--- Material for this exercise ---
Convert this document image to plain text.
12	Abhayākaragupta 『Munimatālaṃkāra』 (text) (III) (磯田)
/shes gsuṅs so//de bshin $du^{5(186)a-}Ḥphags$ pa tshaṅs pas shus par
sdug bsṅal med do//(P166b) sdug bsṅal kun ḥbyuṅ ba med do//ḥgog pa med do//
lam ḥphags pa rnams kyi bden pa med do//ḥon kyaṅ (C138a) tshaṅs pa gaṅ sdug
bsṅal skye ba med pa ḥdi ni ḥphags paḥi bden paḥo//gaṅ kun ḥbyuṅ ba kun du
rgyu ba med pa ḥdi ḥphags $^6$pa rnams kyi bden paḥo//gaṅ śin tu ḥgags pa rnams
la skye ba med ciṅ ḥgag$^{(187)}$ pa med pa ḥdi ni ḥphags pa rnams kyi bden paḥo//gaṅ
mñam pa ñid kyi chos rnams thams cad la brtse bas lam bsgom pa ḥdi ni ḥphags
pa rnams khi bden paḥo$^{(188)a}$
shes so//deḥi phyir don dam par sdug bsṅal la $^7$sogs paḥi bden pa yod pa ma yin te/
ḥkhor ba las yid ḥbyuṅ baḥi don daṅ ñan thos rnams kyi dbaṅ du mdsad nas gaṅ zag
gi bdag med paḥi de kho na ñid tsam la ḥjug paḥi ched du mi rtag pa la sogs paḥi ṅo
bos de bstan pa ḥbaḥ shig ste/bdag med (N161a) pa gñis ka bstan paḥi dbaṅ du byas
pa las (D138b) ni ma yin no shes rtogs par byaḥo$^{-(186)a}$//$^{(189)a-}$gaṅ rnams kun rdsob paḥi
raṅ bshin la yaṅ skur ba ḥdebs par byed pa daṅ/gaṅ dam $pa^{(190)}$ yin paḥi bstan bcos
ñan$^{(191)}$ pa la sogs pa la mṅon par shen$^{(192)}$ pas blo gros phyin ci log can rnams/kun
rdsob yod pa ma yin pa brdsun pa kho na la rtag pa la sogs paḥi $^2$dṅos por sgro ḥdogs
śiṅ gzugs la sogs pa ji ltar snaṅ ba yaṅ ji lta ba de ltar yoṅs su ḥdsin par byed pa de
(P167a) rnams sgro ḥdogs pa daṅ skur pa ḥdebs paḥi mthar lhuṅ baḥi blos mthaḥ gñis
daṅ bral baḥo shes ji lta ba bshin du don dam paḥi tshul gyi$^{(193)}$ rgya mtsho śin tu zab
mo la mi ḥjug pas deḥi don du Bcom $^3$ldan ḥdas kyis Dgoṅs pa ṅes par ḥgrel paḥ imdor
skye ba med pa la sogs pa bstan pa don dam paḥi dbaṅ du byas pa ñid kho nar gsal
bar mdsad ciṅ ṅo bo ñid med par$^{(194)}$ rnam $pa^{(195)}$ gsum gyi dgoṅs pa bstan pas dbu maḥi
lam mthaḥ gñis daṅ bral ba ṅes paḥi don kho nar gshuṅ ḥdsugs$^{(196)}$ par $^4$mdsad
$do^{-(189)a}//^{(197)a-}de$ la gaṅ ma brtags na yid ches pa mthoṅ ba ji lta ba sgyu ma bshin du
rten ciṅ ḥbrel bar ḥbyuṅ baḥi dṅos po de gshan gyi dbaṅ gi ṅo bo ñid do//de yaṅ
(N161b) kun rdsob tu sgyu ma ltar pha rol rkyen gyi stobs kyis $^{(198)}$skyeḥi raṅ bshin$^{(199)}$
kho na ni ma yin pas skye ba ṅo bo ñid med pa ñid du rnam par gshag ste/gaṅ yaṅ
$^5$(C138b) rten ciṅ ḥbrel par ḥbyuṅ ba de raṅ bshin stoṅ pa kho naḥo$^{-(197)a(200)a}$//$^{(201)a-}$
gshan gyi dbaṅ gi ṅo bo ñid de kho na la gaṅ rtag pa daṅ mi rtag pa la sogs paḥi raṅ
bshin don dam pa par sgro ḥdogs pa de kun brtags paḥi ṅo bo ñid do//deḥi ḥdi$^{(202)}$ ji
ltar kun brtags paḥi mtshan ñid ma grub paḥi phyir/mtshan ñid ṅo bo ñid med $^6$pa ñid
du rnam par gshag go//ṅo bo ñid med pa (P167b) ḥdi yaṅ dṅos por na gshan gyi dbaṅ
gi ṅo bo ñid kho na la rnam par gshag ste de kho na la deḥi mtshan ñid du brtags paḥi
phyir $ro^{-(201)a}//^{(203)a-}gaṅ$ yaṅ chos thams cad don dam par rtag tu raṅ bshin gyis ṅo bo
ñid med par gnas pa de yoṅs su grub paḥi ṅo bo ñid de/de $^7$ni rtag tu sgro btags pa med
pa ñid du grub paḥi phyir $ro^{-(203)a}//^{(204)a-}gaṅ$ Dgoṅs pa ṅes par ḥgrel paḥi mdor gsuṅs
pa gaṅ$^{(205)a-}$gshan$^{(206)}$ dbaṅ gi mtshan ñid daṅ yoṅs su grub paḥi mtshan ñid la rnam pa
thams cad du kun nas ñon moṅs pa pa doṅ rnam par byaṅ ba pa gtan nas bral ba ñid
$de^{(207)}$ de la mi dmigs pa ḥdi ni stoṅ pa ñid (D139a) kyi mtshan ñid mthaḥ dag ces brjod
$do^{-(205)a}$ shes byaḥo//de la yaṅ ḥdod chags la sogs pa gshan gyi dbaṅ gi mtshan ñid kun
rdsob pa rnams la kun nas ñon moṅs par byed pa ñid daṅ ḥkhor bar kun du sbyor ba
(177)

--- Task description ---
Pick out every line holding the string "bdag" and return it.

--- Finished answer ---
gi bdag med paḥi de kho na ñid tsam la ḥjug paḥi ched du mi rtag pa la sogs paḥi ṅo
bos de bstan pa ḥbaḥ shig ste/bdag med (N161a) pa gñis ka bstan paḥi dbaṅ du byas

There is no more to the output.